_SUPPLIED RECORDS_

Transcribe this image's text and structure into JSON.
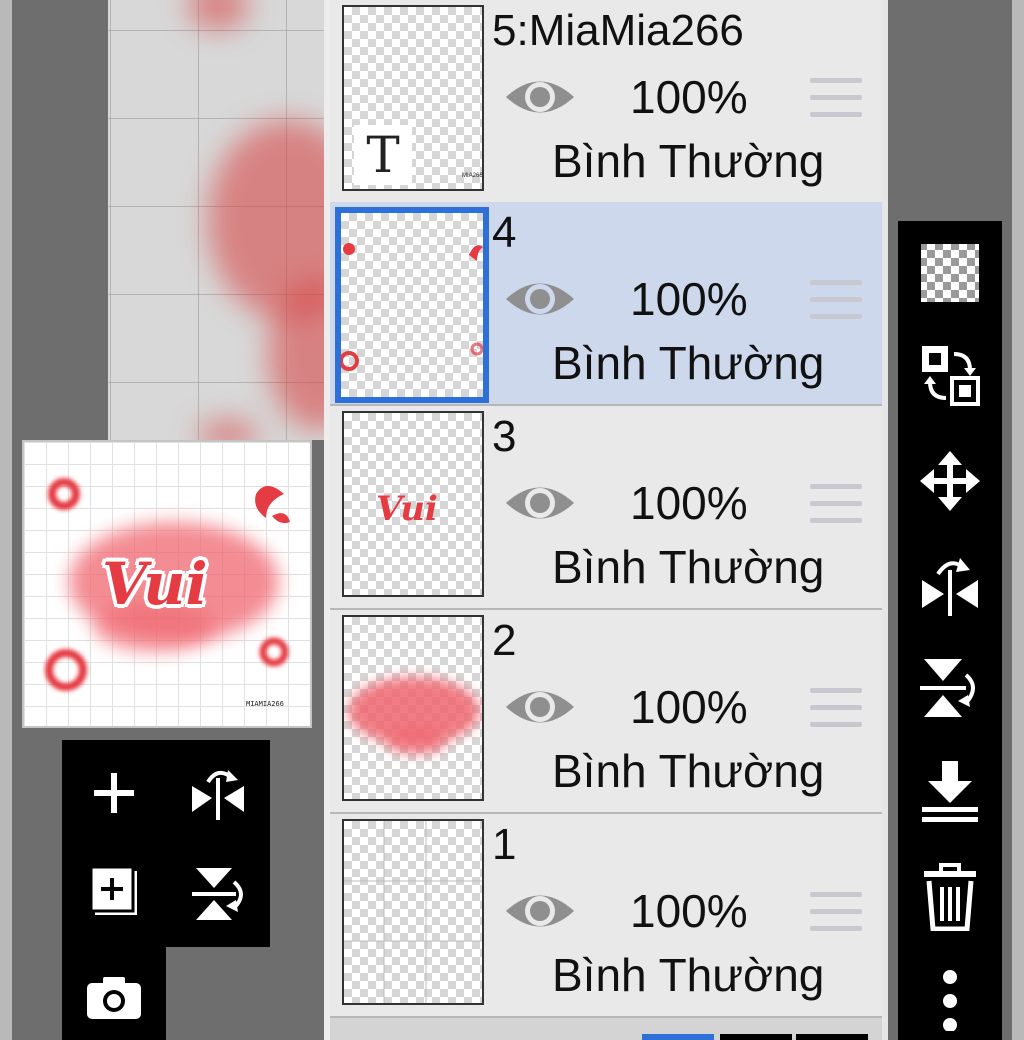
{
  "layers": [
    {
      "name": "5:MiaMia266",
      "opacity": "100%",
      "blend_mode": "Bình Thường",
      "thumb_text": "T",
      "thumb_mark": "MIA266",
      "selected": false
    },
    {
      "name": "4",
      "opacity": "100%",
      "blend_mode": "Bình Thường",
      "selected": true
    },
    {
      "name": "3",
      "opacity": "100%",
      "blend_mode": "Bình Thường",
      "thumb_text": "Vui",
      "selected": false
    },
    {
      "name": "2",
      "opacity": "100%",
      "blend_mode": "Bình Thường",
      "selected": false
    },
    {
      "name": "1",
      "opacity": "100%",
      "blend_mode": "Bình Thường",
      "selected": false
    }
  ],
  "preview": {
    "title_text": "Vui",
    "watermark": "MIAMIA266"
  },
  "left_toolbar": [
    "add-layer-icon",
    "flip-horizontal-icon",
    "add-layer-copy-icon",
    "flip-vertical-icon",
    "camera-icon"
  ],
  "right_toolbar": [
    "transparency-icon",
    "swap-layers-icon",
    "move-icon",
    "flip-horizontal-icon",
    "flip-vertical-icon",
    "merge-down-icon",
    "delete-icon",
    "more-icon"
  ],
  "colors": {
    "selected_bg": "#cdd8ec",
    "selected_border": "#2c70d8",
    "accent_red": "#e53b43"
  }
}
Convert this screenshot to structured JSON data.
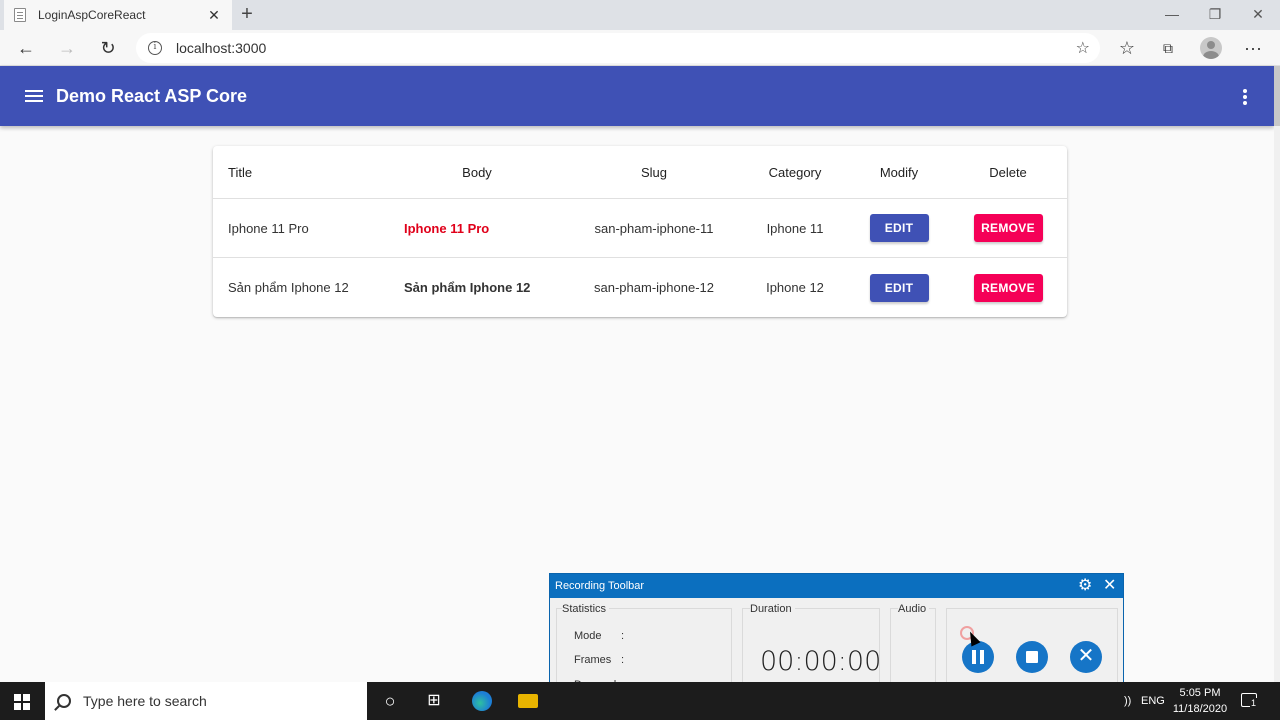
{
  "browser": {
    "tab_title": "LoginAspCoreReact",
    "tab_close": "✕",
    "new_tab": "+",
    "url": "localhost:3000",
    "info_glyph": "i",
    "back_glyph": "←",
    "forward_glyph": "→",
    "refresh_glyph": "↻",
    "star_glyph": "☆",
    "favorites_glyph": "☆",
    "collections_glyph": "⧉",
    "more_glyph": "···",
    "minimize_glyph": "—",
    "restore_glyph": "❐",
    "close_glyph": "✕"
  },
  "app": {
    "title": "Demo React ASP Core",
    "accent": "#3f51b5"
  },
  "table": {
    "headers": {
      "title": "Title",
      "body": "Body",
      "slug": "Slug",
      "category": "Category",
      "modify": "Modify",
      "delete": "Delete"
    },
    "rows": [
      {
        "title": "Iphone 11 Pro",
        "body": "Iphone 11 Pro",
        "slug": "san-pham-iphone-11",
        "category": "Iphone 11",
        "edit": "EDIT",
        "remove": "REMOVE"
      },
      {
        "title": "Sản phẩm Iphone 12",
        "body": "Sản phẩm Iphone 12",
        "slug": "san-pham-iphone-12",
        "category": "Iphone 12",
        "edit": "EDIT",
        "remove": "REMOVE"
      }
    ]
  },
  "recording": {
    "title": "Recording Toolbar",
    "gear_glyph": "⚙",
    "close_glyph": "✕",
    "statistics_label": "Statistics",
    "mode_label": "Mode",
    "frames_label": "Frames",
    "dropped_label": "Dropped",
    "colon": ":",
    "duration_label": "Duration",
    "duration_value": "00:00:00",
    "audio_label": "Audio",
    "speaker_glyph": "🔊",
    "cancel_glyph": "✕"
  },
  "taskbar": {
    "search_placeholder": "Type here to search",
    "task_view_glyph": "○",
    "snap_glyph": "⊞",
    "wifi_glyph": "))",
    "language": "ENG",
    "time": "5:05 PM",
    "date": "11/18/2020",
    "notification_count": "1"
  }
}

_THE PROBLEM_
Each line above that includes "body" should be shown.

_REPLY TO THE EXERCISE_
      "body": "Body",
        "body": "Iphone 11 Pro",
        "body": "Sản phẩm Iphone 12",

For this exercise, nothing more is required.